::: Material shown

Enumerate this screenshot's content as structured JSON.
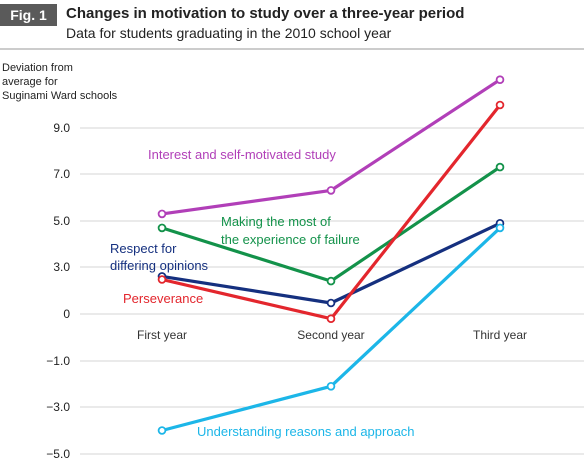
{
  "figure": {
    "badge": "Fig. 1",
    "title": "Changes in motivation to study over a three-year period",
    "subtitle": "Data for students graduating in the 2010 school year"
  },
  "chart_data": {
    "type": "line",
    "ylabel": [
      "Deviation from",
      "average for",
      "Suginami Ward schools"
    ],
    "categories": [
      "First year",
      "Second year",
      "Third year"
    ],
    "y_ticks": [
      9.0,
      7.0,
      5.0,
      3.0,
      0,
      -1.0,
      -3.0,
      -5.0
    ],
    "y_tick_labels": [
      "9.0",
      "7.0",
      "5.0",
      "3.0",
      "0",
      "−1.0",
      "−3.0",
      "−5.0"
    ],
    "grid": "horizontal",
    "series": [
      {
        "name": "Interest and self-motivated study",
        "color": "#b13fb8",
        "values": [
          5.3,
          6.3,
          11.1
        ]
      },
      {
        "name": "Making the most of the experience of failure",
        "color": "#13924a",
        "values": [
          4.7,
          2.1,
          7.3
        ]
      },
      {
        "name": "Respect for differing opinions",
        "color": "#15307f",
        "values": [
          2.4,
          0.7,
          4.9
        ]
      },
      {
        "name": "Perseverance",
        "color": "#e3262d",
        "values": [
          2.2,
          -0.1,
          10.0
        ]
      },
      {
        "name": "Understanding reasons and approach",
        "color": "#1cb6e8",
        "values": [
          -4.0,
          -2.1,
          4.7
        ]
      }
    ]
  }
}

::::::

> [Exercise objective] Exclude all images and restate the records above word for word.

> [Answer to this task]
Enumerate this screenshot's content as structured JSON.
{
  "figure": {
    "badge": "Fig. 1",
    "title": "Changes in motivation to study over a three-year period",
    "subtitle": "Data for students graduating in the 2010 school year"
  },
  "chart_data": {
    "type": "line",
    "ylabel": [
      "Deviation from",
      "average for",
      "Suginami Ward schools"
    ],
    "categories": [
      "First year",
      "Second year",
      "Third year"
    ],
    "y_ticks": [
      9.0,
      7.0,
      5.0,
      3.0,
      0,
      -1.0,
      -3.0,
      -5.0
    ],
    "y_tick_labels": [
      "9.0",
      "7.0",
      "5.0",
      "3.0",
      "0",
      "−1.0",
      "−3.0",
      "−5.0"
    ],
    "grid": "horizontal",
    "series": [
      {
        "name": "Interest and self-motivated study",
        "color": "#b13fb8",
        "values": [
          5.3,
          6.3,
          11.1
        ]
      },
      {
        "name": "Making the most of the experience of failure",
        "color": "#13924a",
        "values": [
          4.7,
          2.1,
          7.3
        ]
      },
      {
        "name": "Respect for differing opinions",
        "color": "#15307f",
        "values": [
          2.4,
          0.7,
          4.9
        ]
      },
      {
        "name": "Perseverance",
        "color": "#e3262d",
        "values": [
          2.2,
          -0.1,
          10.0
        ]
      },
      {
        "name": "Understanding reasons and approach",
        "color": "#1cb6e8",
        "values": [
          -4.0,
          -2.1,
          4.7
        ]
      }
    ]
  }
}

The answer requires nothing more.